---- DATA
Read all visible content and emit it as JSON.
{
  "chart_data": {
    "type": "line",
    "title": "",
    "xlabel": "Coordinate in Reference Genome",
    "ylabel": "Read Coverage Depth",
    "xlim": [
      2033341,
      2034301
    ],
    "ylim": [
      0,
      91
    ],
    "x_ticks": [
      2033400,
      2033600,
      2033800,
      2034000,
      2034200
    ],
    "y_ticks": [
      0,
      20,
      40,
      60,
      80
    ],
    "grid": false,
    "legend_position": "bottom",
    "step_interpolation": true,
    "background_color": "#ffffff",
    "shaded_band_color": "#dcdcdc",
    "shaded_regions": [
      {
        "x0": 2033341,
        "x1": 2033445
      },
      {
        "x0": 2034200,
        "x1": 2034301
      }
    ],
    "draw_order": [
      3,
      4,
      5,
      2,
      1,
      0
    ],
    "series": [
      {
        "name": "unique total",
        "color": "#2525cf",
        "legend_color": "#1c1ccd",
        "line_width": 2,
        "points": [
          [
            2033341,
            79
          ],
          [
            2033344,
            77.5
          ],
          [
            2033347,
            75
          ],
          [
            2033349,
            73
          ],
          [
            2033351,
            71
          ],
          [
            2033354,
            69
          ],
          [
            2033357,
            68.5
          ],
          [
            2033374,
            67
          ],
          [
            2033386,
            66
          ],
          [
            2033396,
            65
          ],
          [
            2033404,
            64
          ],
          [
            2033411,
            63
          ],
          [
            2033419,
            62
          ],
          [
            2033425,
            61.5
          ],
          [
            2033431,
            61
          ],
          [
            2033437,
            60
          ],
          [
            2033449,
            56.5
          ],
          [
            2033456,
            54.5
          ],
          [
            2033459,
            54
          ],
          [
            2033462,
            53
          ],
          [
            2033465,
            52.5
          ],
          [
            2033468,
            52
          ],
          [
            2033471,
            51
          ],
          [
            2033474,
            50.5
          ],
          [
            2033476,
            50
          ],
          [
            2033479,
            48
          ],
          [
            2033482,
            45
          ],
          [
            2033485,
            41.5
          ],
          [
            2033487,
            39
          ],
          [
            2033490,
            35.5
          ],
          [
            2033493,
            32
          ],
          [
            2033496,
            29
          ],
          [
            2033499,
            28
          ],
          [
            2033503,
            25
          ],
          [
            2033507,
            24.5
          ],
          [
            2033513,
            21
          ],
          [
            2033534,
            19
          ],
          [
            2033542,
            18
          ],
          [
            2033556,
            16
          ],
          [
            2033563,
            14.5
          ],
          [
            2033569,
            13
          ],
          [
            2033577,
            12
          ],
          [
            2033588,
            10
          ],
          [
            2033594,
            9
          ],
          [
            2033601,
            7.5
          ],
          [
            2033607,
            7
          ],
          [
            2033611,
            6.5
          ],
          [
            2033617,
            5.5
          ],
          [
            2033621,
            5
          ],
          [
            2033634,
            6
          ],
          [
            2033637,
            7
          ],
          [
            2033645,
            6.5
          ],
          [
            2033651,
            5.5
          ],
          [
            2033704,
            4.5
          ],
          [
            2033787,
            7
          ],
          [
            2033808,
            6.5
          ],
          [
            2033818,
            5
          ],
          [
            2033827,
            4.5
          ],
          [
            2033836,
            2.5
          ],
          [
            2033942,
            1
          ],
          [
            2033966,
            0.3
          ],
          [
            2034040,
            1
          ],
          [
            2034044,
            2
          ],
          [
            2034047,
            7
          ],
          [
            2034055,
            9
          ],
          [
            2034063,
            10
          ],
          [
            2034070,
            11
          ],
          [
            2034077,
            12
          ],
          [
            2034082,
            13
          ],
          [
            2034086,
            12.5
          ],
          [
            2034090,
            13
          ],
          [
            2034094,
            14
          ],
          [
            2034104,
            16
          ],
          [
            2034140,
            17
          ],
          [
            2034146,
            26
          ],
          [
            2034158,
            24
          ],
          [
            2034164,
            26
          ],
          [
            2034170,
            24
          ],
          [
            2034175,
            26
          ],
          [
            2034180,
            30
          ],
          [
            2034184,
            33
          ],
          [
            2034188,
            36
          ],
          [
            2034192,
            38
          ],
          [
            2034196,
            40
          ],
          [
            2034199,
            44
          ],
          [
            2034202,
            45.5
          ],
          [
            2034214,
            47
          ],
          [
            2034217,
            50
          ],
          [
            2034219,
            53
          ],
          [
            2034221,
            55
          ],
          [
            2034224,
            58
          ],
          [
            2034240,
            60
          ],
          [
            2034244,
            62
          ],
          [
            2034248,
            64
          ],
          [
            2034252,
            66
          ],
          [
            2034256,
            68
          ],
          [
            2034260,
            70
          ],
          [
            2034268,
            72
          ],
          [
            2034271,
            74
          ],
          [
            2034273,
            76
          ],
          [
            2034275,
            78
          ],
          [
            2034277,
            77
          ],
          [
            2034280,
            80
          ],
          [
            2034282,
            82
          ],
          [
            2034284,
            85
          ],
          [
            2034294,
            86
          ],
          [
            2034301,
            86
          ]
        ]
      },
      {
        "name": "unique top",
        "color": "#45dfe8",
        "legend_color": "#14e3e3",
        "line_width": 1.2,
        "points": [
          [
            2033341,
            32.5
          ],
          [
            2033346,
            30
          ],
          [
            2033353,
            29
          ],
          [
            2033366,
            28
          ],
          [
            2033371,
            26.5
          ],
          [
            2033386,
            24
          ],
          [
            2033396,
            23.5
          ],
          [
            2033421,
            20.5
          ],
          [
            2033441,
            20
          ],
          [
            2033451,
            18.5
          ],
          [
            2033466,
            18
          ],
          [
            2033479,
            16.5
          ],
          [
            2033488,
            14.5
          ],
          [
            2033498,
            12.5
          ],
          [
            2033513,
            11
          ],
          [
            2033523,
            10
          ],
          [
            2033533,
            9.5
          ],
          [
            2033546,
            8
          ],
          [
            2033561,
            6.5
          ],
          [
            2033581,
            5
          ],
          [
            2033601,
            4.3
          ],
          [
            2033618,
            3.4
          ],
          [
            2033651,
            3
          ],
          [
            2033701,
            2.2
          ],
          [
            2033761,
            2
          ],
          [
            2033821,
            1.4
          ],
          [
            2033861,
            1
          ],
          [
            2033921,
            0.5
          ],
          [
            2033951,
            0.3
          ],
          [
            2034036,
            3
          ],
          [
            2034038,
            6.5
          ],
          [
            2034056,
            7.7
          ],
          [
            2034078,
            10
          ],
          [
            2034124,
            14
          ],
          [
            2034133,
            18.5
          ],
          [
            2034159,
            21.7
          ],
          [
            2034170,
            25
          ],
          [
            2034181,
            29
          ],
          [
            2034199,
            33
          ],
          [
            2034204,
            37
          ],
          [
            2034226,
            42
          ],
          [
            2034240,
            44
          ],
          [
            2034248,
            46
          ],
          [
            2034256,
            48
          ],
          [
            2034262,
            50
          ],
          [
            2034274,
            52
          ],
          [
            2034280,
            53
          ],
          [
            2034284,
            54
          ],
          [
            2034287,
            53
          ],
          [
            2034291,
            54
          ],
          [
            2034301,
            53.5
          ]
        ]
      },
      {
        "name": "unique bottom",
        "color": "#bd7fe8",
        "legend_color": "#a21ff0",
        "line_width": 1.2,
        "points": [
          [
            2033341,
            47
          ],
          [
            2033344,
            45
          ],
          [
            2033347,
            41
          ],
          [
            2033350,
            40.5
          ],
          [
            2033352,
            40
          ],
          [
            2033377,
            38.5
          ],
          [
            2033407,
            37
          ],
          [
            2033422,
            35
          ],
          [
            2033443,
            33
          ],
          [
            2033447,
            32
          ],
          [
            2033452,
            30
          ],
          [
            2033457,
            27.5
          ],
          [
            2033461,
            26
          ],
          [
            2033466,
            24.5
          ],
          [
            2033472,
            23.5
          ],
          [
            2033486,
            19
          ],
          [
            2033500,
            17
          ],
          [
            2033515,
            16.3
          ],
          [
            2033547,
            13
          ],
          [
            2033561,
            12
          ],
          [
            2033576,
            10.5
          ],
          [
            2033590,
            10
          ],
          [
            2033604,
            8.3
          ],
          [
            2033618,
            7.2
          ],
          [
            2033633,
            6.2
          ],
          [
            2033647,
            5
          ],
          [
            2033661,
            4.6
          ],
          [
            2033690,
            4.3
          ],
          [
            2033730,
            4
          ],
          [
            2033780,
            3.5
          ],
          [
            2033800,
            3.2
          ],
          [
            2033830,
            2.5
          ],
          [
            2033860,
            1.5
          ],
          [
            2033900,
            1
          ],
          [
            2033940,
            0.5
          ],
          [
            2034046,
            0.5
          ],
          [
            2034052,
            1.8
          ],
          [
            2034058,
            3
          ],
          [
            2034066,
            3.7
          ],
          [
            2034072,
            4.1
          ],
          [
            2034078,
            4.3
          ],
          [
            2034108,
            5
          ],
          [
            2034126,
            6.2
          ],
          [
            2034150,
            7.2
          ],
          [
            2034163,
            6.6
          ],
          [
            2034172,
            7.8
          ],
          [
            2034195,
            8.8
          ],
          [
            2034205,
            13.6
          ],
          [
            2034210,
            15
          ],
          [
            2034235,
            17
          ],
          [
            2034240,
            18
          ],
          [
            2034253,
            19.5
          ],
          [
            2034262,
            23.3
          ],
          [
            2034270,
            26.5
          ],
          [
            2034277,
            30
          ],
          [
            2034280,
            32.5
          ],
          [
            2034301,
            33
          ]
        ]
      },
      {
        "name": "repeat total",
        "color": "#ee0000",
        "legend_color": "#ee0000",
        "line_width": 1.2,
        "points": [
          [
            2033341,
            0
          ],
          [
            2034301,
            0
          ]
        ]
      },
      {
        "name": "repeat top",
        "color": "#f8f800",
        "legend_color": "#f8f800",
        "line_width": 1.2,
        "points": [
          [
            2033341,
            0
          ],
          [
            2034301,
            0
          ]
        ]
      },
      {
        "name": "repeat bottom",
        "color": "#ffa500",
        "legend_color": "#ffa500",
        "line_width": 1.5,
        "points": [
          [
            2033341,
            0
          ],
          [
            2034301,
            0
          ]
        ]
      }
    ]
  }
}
--------
▶ WHAT THIS TASK INVOLVES: Looking at the material above, say how many of its lines include "total", and give nothing besides the number.

▶ TASK RESPONSE: 2